## BEGIN Material shown
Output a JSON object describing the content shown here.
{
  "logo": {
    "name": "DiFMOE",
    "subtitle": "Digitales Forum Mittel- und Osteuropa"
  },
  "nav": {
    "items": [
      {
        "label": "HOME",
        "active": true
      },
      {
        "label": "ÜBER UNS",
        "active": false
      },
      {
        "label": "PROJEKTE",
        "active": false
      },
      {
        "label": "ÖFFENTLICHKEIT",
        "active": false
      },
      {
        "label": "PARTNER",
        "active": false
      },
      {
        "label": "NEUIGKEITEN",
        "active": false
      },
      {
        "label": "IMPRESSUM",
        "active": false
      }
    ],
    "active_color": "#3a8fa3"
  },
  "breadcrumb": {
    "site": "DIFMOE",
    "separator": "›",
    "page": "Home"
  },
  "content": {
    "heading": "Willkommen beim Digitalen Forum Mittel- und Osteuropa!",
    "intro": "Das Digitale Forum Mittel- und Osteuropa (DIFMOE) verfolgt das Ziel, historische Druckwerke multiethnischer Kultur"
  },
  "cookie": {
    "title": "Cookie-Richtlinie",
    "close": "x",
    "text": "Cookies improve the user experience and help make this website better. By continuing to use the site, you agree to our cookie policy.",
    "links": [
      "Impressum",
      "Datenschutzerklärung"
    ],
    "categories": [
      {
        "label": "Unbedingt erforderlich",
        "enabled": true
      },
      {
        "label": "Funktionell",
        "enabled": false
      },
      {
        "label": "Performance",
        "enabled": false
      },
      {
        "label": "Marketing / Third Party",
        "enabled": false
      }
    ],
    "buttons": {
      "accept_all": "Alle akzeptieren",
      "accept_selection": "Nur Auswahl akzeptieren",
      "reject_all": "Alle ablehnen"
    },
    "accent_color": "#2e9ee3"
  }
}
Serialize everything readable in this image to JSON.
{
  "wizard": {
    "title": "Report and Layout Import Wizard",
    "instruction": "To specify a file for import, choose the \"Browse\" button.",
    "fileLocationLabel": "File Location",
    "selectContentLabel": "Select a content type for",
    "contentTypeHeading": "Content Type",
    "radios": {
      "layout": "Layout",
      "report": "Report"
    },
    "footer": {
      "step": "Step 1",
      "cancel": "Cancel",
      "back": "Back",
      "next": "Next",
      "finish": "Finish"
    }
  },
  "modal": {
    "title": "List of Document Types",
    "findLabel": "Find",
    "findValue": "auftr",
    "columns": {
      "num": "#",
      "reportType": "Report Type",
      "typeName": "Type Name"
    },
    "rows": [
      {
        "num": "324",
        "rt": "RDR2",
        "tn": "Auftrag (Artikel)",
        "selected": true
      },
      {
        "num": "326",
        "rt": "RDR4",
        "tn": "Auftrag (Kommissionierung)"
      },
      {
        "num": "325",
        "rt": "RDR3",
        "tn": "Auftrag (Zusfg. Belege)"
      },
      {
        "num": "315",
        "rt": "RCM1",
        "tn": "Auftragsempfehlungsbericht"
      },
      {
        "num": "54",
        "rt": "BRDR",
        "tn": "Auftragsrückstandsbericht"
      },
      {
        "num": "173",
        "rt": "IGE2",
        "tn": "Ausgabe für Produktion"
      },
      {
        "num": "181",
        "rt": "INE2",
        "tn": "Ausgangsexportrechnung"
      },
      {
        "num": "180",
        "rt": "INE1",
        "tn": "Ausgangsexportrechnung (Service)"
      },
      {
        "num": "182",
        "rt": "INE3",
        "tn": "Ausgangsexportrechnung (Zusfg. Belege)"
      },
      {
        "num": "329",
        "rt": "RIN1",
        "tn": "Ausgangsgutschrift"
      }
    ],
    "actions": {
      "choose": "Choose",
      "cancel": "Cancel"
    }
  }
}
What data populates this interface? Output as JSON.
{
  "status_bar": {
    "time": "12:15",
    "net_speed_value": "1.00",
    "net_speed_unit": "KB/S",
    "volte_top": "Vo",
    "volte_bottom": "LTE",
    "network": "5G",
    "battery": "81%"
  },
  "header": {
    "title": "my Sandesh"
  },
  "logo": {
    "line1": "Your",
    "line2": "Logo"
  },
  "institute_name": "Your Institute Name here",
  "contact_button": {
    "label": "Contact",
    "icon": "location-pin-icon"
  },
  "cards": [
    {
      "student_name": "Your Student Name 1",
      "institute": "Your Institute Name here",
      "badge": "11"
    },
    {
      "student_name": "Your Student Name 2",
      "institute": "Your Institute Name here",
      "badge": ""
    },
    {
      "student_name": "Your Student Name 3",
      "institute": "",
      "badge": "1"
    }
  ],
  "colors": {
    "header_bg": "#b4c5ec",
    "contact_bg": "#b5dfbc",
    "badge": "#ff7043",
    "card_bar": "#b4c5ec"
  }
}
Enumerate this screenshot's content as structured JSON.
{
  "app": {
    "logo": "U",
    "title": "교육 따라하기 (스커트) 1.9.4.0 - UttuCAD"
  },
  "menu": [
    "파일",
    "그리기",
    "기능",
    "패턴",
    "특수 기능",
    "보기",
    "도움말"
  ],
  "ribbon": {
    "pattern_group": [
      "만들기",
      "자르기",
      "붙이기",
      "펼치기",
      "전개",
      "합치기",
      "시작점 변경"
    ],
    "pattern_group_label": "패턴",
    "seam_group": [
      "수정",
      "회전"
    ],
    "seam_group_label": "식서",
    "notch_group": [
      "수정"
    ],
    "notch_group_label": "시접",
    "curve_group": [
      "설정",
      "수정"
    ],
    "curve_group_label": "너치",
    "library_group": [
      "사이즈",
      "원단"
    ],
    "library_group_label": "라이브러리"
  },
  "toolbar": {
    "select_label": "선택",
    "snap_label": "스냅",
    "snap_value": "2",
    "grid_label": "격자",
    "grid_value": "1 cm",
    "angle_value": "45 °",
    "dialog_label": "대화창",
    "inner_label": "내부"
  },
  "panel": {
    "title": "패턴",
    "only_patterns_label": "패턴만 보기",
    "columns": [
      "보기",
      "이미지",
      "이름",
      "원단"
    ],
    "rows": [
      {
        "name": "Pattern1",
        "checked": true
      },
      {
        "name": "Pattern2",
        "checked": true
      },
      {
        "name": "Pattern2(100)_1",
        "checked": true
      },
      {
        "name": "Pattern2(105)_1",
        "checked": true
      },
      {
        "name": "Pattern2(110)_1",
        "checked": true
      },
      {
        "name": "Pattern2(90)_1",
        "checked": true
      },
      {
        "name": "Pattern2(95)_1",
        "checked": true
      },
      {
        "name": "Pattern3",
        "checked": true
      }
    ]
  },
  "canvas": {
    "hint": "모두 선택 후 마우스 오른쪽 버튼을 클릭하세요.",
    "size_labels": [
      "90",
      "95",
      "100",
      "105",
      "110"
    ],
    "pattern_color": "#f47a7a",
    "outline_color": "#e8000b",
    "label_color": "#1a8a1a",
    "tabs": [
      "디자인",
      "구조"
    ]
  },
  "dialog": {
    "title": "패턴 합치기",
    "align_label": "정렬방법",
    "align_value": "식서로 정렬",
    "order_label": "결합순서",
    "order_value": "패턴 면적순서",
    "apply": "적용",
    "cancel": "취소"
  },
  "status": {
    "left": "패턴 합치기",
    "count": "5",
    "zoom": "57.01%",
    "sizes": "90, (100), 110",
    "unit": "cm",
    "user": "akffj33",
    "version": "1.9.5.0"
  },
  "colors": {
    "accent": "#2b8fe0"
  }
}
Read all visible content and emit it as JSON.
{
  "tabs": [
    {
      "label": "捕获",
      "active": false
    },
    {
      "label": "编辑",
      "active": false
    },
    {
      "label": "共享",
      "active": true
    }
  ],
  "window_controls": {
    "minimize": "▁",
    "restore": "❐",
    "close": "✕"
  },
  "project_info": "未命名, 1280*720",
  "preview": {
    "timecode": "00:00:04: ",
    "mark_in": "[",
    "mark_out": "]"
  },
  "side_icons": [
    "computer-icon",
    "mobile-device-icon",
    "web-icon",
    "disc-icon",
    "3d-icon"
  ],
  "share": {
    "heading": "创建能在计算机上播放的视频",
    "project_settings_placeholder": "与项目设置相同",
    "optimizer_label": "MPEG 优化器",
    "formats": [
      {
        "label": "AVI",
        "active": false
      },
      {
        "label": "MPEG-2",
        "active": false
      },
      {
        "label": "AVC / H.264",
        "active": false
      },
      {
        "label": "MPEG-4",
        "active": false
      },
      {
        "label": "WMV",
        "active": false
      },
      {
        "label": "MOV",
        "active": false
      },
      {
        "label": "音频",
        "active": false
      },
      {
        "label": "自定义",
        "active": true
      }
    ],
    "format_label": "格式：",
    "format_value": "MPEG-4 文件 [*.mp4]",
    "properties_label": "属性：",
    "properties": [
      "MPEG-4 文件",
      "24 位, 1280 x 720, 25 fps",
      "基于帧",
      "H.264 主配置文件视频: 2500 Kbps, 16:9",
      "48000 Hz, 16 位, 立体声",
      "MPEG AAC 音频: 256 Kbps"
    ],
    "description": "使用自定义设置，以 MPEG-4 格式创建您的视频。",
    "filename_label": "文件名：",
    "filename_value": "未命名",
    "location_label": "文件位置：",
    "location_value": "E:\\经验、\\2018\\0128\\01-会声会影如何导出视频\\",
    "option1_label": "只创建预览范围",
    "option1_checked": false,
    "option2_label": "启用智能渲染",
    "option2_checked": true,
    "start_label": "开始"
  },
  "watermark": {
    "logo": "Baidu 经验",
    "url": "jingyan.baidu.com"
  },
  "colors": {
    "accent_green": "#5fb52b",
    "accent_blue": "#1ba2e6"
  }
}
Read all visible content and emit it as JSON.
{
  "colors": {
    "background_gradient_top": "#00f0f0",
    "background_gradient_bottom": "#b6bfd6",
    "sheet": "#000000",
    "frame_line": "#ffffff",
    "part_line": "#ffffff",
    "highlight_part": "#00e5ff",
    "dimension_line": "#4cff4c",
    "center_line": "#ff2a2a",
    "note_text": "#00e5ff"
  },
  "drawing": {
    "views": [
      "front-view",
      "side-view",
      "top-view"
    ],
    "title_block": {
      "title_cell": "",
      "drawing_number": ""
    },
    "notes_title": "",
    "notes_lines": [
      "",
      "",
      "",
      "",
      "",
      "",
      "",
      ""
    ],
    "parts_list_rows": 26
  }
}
## END Material shown
Show all lines in the entries above where the word "Report" appears.

    "title": "Report and Layout Import Wizard",
      "report": "Report"
      "reportType": "Report Type",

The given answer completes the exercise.